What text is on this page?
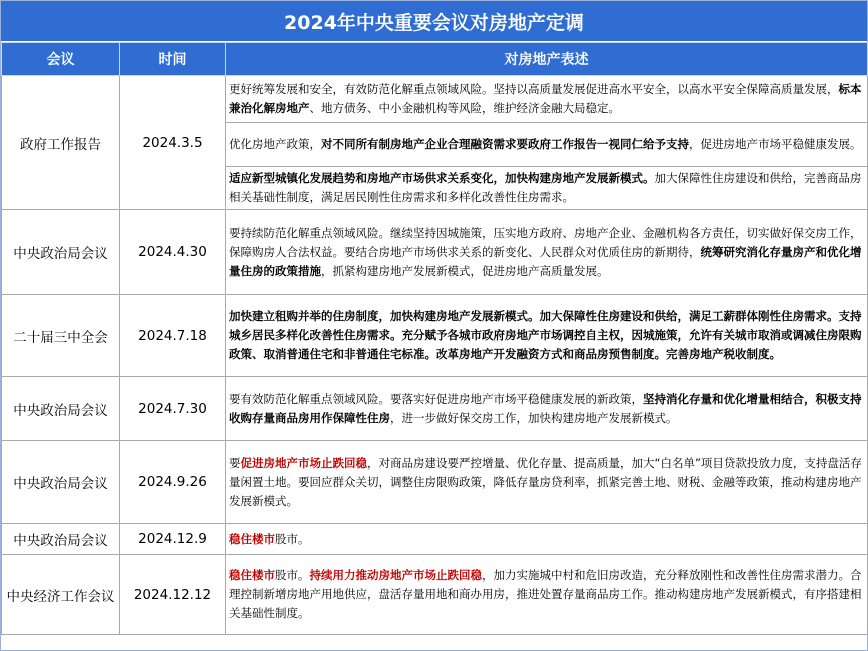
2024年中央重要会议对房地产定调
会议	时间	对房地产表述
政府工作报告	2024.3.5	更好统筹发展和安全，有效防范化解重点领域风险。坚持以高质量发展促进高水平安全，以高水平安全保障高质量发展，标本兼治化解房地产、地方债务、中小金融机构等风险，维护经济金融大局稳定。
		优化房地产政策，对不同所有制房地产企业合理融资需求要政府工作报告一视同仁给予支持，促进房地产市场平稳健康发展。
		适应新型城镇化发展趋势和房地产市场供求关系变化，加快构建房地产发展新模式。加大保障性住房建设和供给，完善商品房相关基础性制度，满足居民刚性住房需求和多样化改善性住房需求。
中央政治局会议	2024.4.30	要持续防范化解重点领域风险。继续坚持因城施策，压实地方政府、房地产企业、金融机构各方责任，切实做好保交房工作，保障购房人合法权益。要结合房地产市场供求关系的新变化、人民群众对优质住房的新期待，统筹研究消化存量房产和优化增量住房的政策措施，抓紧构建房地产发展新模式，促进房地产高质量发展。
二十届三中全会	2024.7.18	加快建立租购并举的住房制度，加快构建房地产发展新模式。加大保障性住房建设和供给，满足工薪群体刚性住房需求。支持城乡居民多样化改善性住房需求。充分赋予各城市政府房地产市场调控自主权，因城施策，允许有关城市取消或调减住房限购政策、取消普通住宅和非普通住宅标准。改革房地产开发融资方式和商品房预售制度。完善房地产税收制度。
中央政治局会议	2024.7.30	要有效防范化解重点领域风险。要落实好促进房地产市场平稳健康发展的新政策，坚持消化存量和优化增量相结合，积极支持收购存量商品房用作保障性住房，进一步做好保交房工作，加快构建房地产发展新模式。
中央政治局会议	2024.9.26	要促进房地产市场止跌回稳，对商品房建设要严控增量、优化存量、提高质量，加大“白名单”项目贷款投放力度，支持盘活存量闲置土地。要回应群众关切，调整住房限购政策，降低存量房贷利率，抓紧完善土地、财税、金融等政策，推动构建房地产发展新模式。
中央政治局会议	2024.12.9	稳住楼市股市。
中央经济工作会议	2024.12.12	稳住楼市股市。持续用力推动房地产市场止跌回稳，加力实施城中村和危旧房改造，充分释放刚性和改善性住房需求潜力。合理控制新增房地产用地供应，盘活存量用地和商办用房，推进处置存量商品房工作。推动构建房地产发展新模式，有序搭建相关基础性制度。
# # # # # # #
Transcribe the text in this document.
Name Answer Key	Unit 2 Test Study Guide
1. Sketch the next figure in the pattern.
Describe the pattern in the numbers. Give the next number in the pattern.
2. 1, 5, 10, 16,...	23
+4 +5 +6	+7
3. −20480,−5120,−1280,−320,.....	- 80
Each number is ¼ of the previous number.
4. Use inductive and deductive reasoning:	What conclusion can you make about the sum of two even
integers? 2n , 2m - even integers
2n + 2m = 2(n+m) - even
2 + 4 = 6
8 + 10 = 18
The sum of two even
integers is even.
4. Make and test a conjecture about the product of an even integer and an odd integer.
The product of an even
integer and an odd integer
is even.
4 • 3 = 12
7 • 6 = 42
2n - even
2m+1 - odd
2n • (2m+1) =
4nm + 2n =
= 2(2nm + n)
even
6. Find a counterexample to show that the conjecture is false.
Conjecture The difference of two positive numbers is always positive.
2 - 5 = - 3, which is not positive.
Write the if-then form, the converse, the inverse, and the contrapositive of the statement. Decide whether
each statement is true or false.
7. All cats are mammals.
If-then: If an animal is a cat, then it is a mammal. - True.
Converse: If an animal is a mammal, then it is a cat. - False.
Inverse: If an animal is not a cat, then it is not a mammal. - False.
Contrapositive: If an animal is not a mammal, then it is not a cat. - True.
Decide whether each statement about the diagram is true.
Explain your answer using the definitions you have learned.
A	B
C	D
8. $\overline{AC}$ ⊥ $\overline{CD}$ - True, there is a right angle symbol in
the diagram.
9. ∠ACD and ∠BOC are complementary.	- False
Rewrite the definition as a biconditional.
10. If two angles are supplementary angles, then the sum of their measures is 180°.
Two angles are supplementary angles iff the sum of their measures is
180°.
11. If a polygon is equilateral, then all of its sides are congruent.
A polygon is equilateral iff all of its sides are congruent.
# # # # # # #
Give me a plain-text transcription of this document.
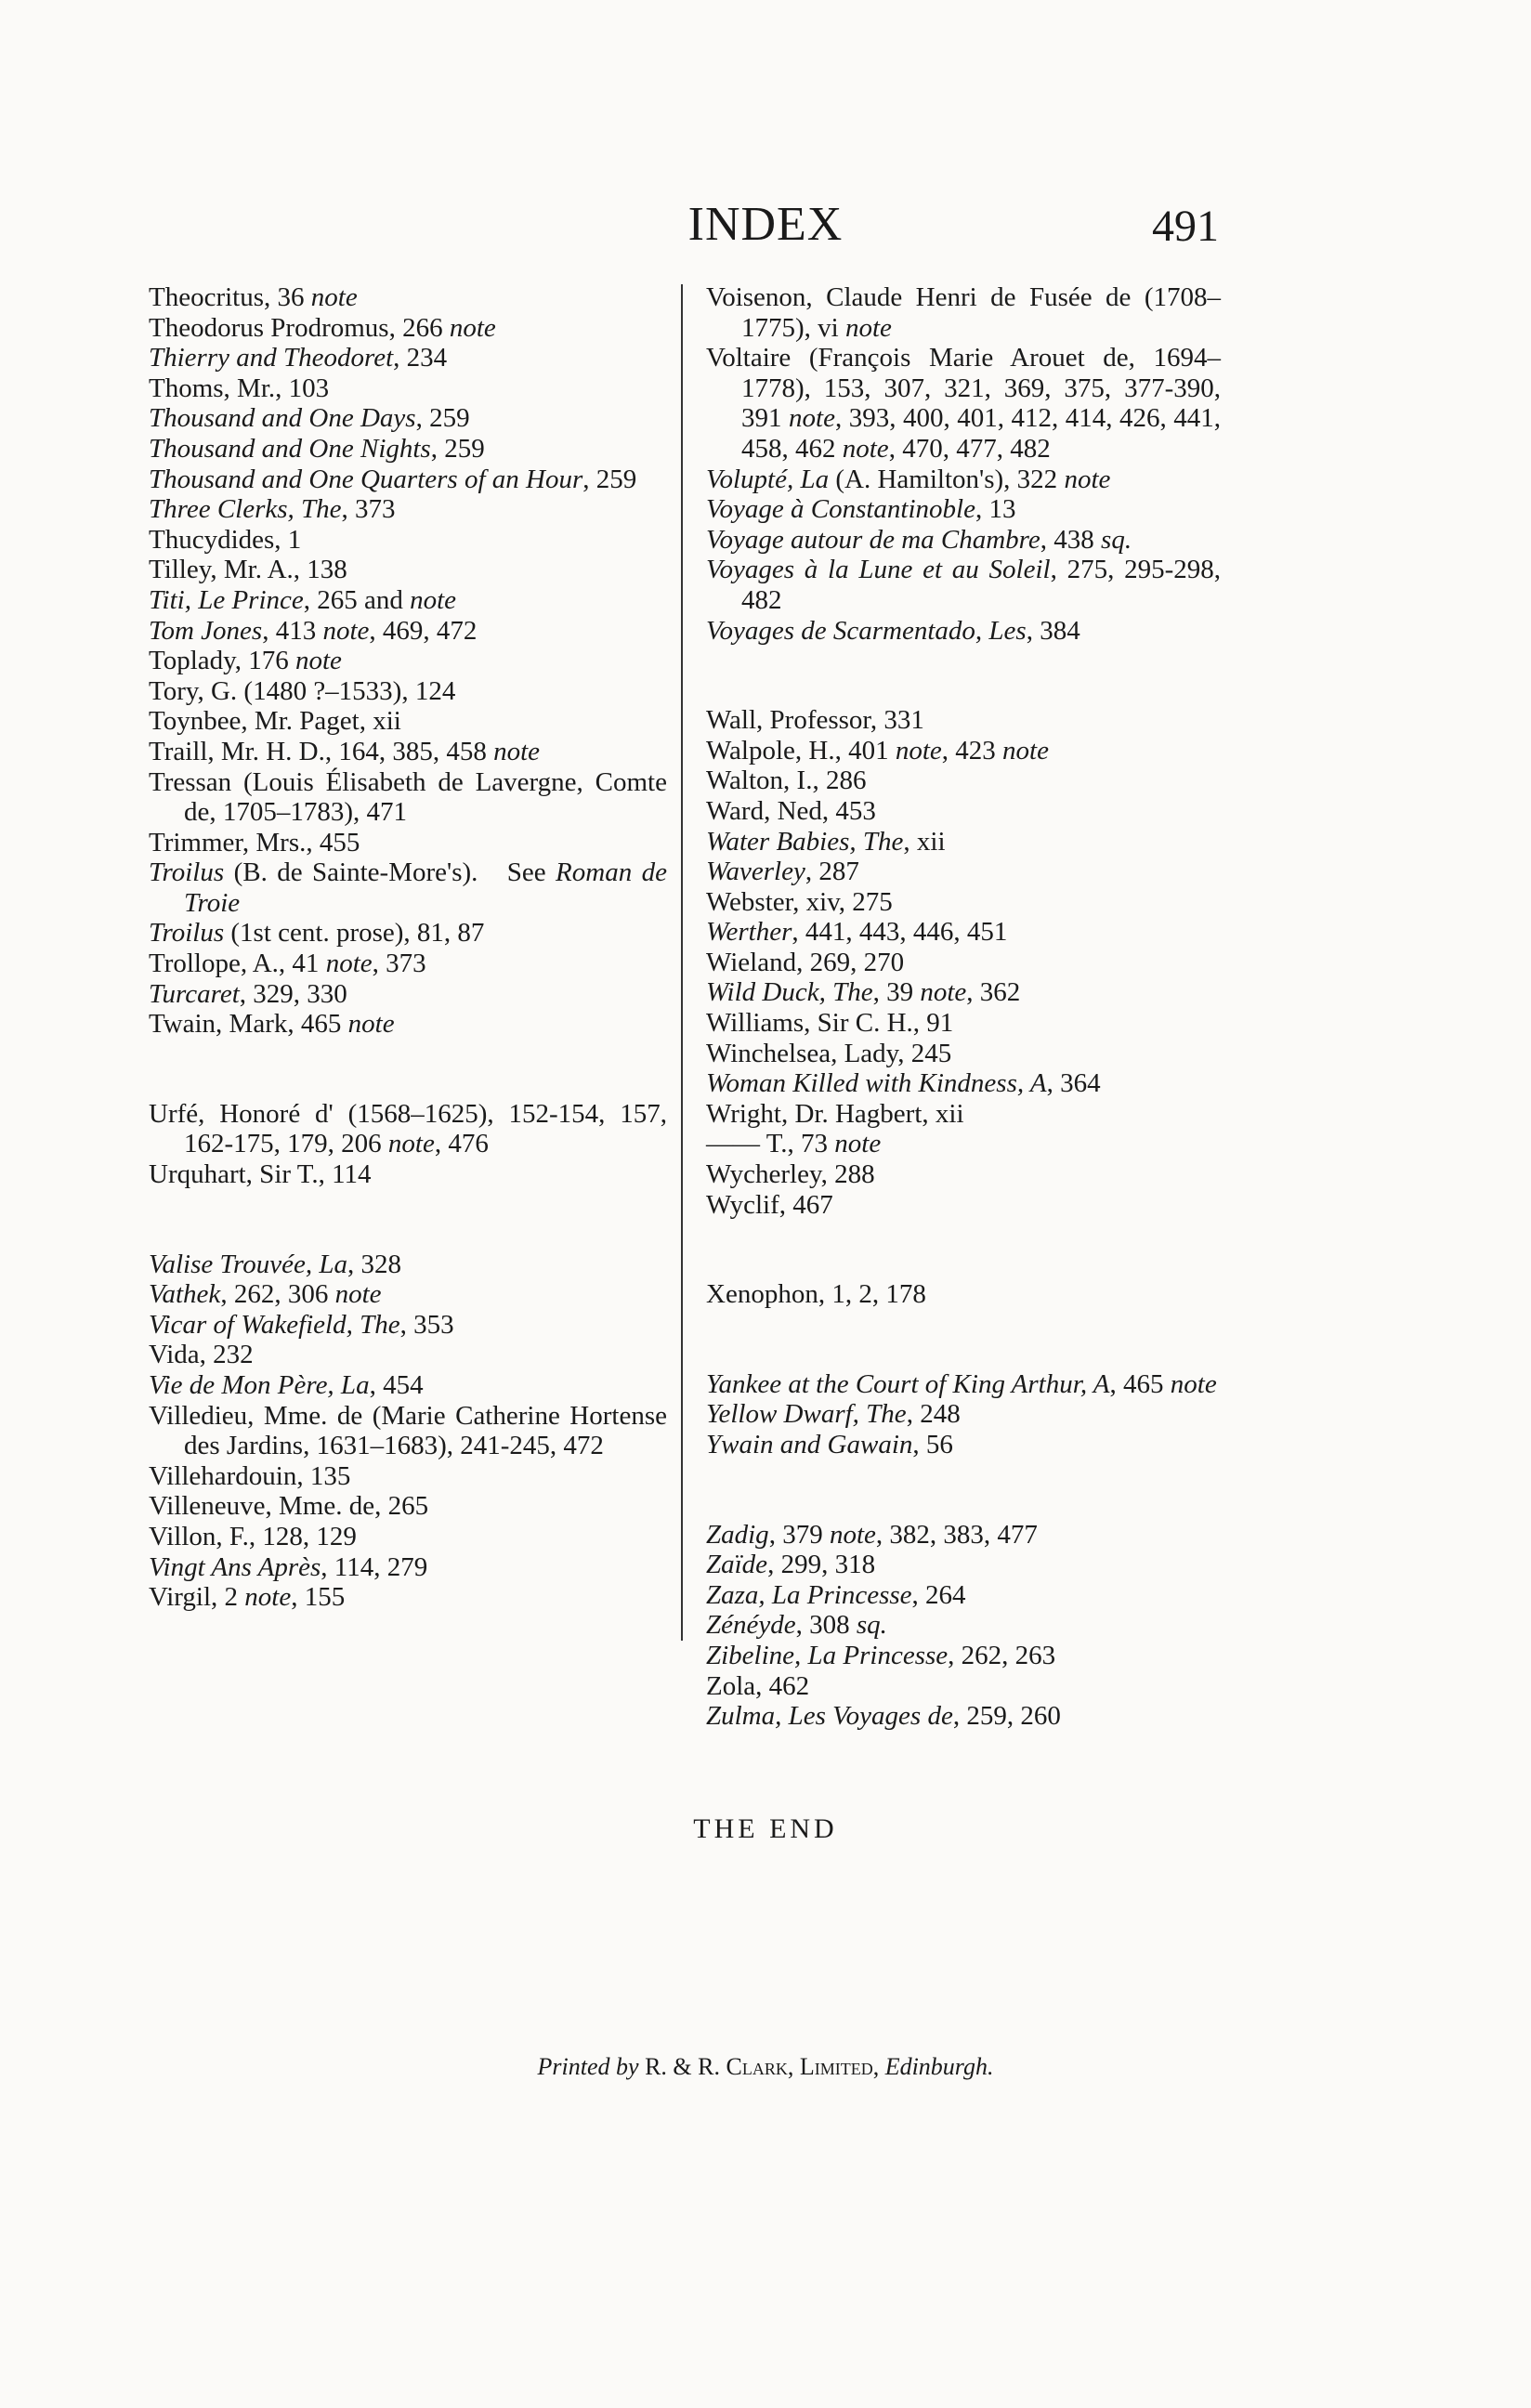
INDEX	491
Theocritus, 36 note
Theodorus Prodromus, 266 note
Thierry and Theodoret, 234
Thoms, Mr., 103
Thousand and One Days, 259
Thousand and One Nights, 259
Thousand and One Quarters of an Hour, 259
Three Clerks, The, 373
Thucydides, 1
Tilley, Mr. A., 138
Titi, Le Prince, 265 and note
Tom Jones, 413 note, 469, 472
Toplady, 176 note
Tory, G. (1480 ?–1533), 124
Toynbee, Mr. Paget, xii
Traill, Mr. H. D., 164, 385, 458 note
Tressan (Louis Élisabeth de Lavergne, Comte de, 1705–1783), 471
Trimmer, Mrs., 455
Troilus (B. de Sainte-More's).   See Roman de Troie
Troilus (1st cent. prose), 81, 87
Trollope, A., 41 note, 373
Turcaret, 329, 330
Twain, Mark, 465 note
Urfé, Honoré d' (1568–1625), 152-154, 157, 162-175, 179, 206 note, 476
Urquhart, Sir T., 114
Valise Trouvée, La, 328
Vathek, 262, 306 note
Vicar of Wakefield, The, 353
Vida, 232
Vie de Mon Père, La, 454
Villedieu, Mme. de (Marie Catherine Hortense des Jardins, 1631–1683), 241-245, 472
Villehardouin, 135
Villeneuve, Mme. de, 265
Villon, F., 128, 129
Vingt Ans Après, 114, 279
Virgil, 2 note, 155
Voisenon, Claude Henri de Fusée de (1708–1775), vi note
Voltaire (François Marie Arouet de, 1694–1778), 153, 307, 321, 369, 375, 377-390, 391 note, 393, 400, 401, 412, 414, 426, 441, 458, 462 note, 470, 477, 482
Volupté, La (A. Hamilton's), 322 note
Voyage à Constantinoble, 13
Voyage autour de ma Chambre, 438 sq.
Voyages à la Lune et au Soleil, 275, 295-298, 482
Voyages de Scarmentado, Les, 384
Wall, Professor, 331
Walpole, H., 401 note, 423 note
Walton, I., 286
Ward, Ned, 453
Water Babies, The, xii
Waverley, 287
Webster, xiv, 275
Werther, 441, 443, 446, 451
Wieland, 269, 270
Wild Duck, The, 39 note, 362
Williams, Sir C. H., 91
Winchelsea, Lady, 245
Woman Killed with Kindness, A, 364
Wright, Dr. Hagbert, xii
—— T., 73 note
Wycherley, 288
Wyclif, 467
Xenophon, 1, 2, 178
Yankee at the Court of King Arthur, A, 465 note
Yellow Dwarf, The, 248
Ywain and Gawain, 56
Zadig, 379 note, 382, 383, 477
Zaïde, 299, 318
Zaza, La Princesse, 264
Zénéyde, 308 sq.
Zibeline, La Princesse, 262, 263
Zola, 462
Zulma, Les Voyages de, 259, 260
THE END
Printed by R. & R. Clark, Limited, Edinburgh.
# # # # # # #
Tally up the lines with the word "supplementary" in them, and answer with that number by itself.

● **The result**
2